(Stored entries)
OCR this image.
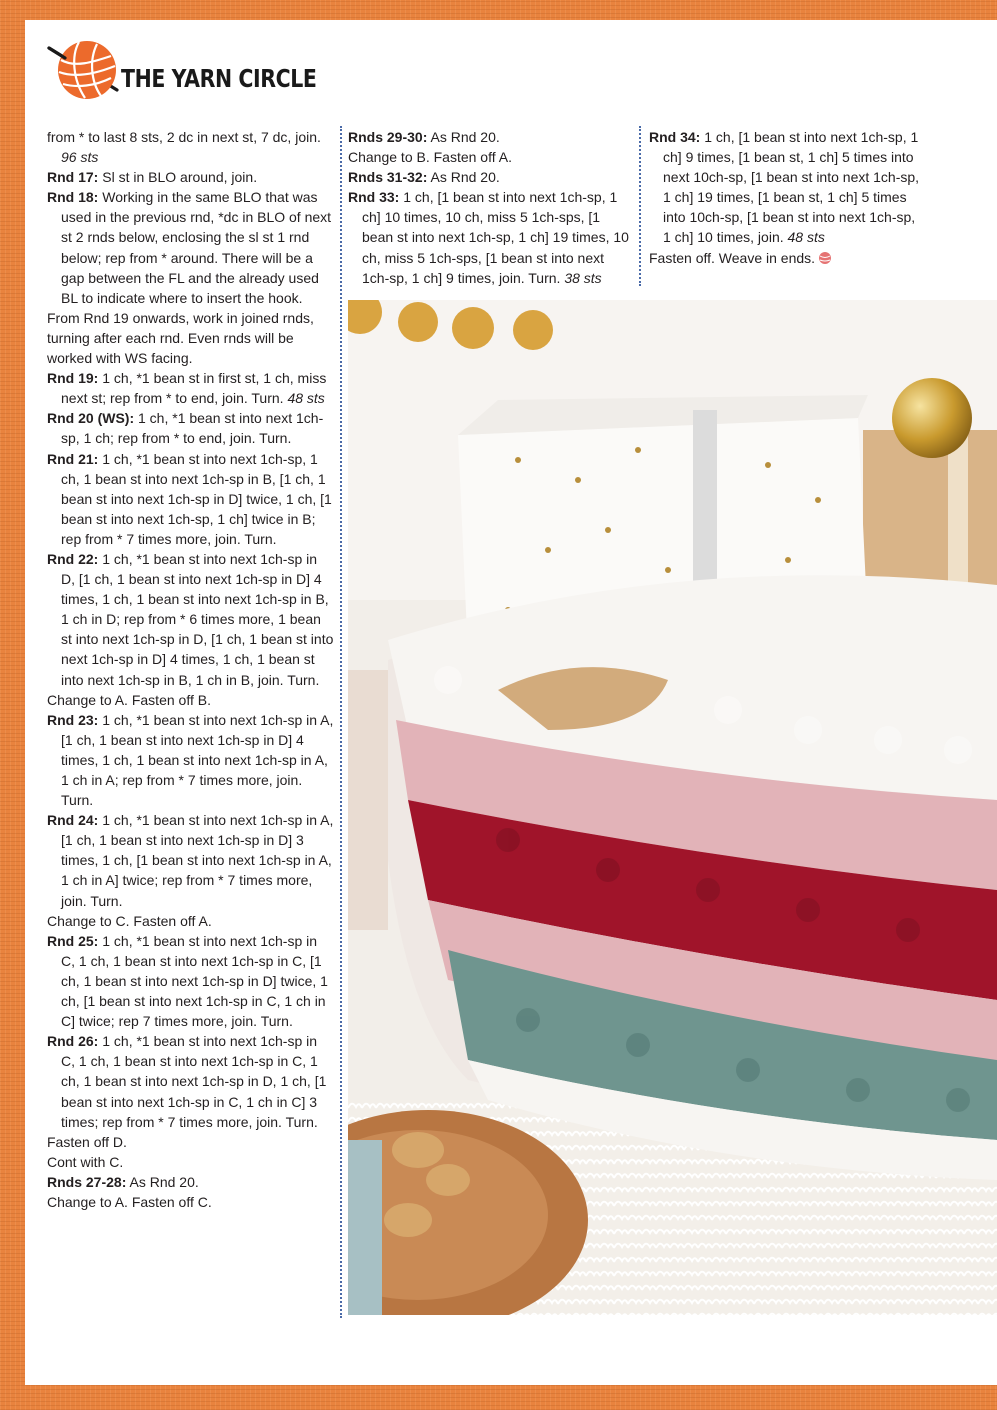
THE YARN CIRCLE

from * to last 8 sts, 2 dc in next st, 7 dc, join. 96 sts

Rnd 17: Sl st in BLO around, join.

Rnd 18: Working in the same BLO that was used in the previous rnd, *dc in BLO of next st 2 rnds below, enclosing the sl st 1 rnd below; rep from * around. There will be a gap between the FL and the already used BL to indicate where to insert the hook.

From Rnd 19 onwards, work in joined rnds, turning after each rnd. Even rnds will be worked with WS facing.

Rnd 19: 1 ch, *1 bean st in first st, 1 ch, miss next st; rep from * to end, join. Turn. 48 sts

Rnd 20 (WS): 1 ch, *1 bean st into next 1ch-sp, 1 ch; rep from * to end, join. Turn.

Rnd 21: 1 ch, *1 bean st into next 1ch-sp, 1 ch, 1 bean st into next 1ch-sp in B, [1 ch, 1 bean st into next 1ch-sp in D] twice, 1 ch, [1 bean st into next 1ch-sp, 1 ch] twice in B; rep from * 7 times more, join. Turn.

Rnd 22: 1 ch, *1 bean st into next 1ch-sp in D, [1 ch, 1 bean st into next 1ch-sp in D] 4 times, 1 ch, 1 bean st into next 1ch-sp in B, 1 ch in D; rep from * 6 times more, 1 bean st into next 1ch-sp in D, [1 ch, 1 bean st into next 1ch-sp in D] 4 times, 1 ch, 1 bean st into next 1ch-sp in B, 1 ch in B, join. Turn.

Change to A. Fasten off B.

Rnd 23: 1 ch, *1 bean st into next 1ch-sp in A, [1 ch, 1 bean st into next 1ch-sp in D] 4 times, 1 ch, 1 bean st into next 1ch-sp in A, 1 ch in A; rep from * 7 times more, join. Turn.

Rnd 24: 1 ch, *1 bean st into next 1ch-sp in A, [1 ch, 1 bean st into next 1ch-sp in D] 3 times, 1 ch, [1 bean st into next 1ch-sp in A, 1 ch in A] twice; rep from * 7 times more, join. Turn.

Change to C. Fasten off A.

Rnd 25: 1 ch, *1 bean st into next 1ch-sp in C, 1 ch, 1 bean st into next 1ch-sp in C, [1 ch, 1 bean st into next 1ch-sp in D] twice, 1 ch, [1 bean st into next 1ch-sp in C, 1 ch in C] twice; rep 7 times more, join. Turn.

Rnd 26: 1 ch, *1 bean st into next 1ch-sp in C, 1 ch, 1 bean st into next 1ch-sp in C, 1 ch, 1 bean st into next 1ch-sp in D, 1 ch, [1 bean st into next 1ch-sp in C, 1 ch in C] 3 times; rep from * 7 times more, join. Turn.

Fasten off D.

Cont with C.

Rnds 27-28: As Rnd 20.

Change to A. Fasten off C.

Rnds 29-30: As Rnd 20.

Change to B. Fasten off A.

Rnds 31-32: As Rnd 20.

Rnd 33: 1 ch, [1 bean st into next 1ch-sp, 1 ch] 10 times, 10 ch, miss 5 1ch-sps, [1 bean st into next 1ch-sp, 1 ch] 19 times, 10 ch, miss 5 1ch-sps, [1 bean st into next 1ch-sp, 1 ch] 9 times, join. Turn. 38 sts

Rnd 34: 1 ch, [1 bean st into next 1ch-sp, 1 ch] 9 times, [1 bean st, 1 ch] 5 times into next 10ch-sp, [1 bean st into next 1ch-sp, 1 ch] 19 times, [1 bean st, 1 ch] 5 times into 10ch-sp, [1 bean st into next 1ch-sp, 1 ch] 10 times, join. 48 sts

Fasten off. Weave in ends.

--

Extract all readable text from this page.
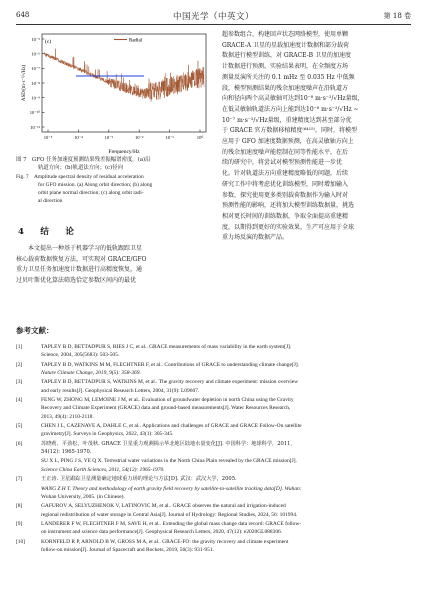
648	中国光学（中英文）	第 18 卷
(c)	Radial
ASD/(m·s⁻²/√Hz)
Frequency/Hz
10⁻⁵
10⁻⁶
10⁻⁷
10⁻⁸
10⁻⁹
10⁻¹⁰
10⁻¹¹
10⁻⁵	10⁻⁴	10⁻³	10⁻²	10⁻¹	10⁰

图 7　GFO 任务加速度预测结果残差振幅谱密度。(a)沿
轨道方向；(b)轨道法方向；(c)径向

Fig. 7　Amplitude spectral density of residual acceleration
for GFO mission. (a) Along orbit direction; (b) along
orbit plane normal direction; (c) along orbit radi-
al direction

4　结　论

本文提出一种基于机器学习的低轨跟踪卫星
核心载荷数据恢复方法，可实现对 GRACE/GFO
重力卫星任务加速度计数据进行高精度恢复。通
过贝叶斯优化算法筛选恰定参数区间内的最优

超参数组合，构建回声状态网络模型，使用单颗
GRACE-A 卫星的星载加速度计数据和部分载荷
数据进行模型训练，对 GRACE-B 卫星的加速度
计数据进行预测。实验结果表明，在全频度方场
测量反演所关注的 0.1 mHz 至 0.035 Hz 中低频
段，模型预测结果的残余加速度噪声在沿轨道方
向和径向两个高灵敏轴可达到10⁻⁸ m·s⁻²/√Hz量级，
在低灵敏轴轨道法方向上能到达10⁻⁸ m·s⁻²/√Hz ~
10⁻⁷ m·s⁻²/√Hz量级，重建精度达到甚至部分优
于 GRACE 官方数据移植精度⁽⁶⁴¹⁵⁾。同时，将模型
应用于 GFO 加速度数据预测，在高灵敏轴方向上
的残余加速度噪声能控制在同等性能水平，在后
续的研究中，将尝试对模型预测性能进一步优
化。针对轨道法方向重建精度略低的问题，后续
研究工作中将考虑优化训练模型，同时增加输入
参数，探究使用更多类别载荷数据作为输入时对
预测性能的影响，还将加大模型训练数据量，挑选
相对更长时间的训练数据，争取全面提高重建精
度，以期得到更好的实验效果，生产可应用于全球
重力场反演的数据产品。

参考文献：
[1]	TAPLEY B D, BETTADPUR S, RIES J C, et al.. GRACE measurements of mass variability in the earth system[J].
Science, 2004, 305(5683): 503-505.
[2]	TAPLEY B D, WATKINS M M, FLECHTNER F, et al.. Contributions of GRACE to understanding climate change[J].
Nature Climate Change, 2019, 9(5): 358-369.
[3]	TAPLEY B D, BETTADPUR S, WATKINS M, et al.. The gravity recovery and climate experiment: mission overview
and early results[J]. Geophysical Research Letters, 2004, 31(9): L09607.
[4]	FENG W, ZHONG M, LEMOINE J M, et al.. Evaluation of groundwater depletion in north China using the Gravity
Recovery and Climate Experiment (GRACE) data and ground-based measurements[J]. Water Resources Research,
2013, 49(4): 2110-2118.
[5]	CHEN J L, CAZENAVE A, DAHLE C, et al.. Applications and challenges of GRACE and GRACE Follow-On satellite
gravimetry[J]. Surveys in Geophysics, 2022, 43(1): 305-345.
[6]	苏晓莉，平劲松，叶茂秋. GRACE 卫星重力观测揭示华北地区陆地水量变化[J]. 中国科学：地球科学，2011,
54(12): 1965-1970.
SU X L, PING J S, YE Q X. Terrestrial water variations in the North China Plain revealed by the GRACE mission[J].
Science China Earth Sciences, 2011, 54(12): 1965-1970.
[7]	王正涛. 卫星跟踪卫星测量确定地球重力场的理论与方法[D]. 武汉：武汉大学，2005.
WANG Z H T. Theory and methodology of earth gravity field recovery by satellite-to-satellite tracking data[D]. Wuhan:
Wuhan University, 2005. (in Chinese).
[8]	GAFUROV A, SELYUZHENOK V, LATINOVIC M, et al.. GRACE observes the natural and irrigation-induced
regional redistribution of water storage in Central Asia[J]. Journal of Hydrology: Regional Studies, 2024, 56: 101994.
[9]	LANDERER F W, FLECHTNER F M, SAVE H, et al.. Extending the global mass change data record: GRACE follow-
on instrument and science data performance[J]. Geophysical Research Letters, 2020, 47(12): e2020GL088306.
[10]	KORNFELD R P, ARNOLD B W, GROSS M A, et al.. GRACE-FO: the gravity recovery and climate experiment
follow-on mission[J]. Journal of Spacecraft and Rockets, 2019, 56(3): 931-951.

---

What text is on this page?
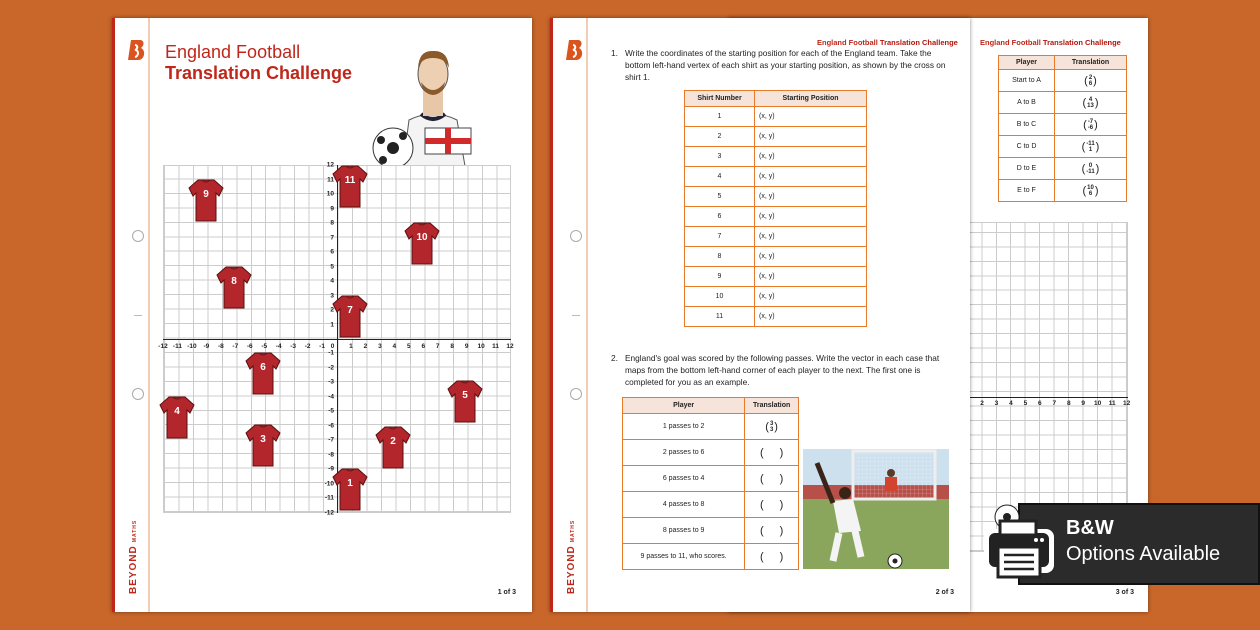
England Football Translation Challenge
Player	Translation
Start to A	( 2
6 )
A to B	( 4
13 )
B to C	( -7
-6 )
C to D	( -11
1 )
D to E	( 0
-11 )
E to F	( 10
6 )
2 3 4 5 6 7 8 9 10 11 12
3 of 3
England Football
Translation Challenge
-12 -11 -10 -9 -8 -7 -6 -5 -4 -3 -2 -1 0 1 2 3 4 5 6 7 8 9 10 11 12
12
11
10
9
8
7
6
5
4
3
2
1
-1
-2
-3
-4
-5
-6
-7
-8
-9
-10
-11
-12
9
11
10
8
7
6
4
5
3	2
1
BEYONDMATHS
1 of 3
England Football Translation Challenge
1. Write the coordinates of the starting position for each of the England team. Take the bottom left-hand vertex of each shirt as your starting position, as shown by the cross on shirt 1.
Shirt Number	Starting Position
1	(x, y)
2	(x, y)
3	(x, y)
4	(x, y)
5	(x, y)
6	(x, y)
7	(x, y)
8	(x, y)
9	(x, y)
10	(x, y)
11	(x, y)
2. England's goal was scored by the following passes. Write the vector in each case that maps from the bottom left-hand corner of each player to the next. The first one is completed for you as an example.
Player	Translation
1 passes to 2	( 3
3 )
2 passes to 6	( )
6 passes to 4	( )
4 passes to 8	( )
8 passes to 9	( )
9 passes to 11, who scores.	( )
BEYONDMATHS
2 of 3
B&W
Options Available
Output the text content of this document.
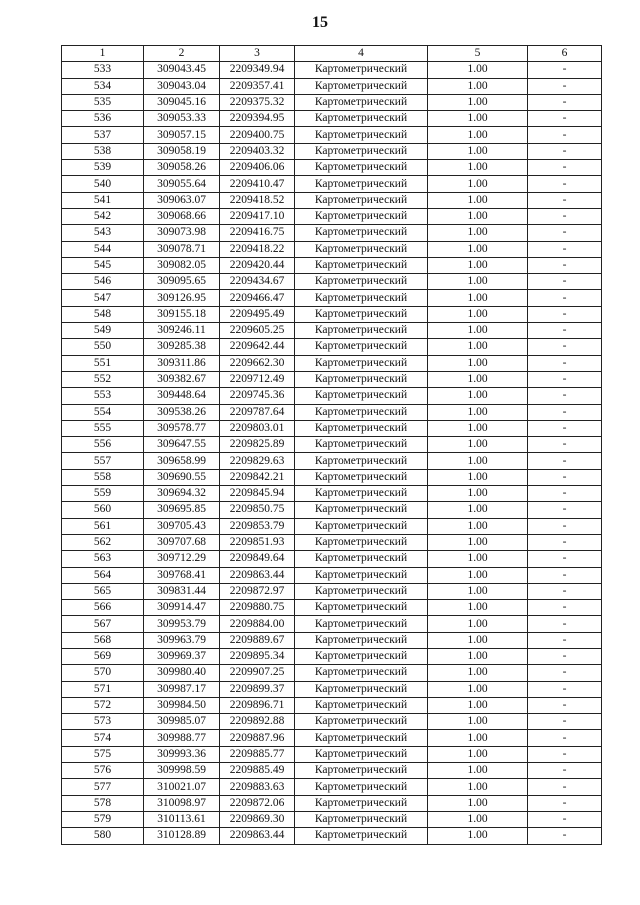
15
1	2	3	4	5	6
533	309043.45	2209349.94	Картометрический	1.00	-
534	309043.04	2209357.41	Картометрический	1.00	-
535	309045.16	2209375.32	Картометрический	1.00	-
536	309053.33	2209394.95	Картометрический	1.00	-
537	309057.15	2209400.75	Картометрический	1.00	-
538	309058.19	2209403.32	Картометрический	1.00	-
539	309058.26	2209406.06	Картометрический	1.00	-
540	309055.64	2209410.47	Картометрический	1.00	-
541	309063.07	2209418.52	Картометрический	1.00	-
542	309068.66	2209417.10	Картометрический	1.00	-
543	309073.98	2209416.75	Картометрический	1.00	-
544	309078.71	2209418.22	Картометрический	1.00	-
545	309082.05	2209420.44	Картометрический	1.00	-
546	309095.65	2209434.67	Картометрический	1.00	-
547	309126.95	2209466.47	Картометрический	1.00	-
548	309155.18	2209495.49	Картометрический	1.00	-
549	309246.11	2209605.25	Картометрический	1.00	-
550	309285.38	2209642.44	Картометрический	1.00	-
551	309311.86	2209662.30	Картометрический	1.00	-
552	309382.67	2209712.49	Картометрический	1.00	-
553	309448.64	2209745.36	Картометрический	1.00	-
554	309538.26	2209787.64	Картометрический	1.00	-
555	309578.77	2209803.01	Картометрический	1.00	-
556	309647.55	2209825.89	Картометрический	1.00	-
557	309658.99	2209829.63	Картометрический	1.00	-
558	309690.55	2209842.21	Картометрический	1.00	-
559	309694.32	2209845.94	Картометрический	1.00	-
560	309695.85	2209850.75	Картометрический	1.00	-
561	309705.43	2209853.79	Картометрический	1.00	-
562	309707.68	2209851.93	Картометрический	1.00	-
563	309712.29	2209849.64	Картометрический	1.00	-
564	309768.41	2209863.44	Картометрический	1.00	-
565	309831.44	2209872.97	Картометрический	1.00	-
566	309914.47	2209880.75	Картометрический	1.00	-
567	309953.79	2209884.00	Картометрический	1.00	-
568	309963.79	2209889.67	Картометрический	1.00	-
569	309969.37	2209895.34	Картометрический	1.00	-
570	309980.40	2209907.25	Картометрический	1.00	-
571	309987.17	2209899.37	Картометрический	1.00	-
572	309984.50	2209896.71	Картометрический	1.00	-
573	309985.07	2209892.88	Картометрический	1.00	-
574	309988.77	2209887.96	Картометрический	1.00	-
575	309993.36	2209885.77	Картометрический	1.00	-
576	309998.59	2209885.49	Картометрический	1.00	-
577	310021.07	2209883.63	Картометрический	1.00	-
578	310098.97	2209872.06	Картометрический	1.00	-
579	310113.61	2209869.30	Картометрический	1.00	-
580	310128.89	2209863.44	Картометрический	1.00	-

Your goal:
Copy out every line from the data above that has "TAPLEY" in it.

Answer to the exercise:
[1]	TAPLEY B D, BETTADPUR S, RIES J C, et al.. GRACE measurements of mass variability in the earth system[J].
[2]	TAPLEY B D, WATKINS M M, FLECHTNER F, et al.. Contributions of GRACE to understanding climate change[J].
[3]	TAPLEY B D, BETTADPUR S, WATKINS M, et al.. The gravity recovery and climate experiment: mission overview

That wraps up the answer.